## BEGIN
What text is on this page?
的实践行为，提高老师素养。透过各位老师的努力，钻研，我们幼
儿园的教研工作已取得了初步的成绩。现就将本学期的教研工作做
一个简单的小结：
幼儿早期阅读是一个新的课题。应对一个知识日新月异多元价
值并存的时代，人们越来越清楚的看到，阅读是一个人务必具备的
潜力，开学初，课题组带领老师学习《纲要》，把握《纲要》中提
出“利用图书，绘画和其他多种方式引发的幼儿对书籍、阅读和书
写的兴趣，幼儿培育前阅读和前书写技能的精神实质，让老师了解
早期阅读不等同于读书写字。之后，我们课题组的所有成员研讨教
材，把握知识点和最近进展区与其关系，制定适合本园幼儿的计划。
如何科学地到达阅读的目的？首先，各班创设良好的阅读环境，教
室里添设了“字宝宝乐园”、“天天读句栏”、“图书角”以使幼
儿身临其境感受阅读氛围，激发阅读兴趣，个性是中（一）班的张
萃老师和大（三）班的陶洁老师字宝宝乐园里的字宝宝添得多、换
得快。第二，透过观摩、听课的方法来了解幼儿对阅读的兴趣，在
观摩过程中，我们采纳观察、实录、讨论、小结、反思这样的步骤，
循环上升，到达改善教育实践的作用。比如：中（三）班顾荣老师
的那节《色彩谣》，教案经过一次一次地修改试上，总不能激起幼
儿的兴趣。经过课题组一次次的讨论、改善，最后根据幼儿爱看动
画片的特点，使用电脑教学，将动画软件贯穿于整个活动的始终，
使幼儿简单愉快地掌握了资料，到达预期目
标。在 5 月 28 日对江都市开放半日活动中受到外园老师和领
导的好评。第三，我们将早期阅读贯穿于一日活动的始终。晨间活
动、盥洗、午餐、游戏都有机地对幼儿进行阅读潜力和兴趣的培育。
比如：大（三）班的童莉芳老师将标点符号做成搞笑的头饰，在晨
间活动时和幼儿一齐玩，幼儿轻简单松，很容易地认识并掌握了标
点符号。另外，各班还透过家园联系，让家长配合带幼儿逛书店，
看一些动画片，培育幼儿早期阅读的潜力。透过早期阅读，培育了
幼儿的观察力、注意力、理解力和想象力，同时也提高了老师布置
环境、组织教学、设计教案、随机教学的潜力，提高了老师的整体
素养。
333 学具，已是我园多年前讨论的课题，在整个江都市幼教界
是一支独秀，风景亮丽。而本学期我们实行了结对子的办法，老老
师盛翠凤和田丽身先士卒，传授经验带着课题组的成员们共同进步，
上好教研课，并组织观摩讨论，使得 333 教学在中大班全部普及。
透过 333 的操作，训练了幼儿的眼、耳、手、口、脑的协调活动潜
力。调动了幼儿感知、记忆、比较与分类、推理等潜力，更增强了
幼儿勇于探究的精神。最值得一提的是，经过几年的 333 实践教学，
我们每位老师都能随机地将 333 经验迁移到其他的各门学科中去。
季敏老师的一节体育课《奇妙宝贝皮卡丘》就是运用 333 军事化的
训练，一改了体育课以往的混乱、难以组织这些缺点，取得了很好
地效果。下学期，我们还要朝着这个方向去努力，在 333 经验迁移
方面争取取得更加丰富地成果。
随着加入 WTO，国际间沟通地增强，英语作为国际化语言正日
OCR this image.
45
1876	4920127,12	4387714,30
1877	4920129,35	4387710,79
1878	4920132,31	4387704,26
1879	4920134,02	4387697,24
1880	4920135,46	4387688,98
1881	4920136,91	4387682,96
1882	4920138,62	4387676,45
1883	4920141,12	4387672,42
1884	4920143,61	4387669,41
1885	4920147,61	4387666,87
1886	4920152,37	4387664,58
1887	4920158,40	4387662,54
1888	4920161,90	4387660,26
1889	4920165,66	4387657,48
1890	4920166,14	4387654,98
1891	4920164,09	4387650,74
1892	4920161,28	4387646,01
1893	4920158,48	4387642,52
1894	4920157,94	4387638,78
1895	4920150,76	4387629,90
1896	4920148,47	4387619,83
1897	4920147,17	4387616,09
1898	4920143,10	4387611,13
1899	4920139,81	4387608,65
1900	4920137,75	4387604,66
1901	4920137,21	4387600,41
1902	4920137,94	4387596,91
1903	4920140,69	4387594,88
## END
[What to do]: Copy the entries above exactly, leaving none out.

[The completed task]:
What text is on this page?
的实践行为，提高老师素养。透过各位老师的努力，钻研，我们幼
儿园的教研工作已取得了初步的成绩。现就将本学期的教研工作做
一个简单的小结：
幼儿早期阅读是一个新的课题。应对一个知识日新月异多元价
值并存的时代，人们越来越清楚的看到，阅读是一个人务必具备的
潜力，开学初，课题组带领老师学习《纲要》，把握《纲要》中提
出“利用图书，绘画和其他多种方式引发的幼儿对书籍、阅读和书
写的兴趣，幼儿培育前阅读和前书写技能的精神实质，让老师了解
早期阅读不等同于读书写字。之后，我们课题组的所有成员研讨教
材，把握知识点和最近进展区与其关系，制定适合本园幼儿的计划。
如何科学地到达阅读的目的？首先，各班创设良好的阅读环境，教
室里添设了“字宝宝乐园”、“天天读句栏”、“图书角”以使幼
儿身临其境感受阅读氛围，激发阅读兴趣，个性是中（一）班的张
萃老师和大（三）班的陶洁老师字宝宝乐园里的字宝宝添得多、换
得快。第二，透过观摩、听课的方法来了解幼儿对阅读的兴趣，在
观摩过程中，我们采纳观察、实录、讨论、小结、反思这样的步骤，
循环上升，到达改善教育实践的作用。比如：中（三）班顾荣老师
的那节《色彩谣》，教案经过一次一次地修改试上，总不能激起幼
儿的兴趣。经过课题组一次次的讨论、改善，最后根据幼儿爱看动
画片的特点，使用电脑教学，将动画软件贯穿于整个活动的始终，
使幼儿简单愉快地掌握了资料，到达预期目
标。在 5 月 28 日对江都市开放半日活动中受到外园老师和领
导的好评。第三，我们将早期阅读贯穿于一日活动的始终。晨间活
动、盥洗、午餐、游戏都有机地对幼儿进行阅读潜力和兴趣的培育。
比如：大（三）班的童莉芳老师将标点符号做成搞笑的头饰，在晨
间活动时和幼儿一齐玩，幼儿轻简单松，很容易地认识并掌握了标
点符号。另外，各班还透过家园联系，让家长配合带幼儿逛书店，
看一些动画片，培育幼儿早期阅读的潜力。透过早期阅读，培育了
幼儿的观察力、注意力、理解力和想象力，同时也提高了老师布置
环境、组织教学、设计教案、随机教学的潜力，提高了老师的整体
素养。
333 学具，已是我园多年前讨论的课题，在整个江都市幼教界
是一支独秀，风景亮丽。而本学期我们实行了结对子的办法，老老
师盛翠凤和田丽身先士卒，传授经验带着课题组的成员们共同进步，
上好教研课，并组织观摩讨论，使得 333 教学在中大班全部普及。
透过 333 的操作，训练了幼儿的眼、耳、手、口、脑的协调活动潜
力。调动了幼儿感知、记忆、比较与分类、推理等潜力，更增强了
幼儿勇于探究的精神。最值得一提的是，经过几年的 333 实践教学，
我们每位老师都能随机地将 333 经验迁移到其他的各门学科中去。
季敏老师的一节体育课《奇妙宝贝皮卡丘》就是运用 333 军事化的
训练，一改了体育课以往的混乱、难以组织这些缺点，取得了很好
地效果。下学期，我们还要朝着这个方向去努力，在 333 经验迁移
方面争取取得更加丰富地成果。
随着加入 WTO，国际间沟通地增强，英语作为国际化语言正日
OCR this image.
45
1876	4920127,12	4387714,30
1877	4920129,35	4387710,79
1878	4920132,31	4387704,26
1879	4920134,02	4387697,24
1880	4920135,46	4387688,98
1881	4920136,91	4387682,96
1882	4920138,62	4387676,45
1883	4920141,12	4387672,42
1884	4920143,61	4387669,41
1885	4920147,61	4387666,87
1886	4920152,37	4387664,58
1887	4920158,40	4387662,54
1888	4920161,90	4387660,26
1889	4920165,66	4387657,48
1890	4920166,14	4387654,98
1891	4920164,09	4387650,74
1892	4920161,28	4387646,01
1893	4920158,48	4387642,52
1894	4920157,94	4387638,78
1895	4920150,76	4387629,90
1896	4920148,47	4387619,83
1897	4920147,17	4387616,09
1898	4920143,10	4387611,13
1899	4920139,81	4387608,65
1900	4920137,75	4387604,66
1901	4920137,21	4387600,41
1902	4920137,94	4387596,91
1903	4920140,69	4387594,88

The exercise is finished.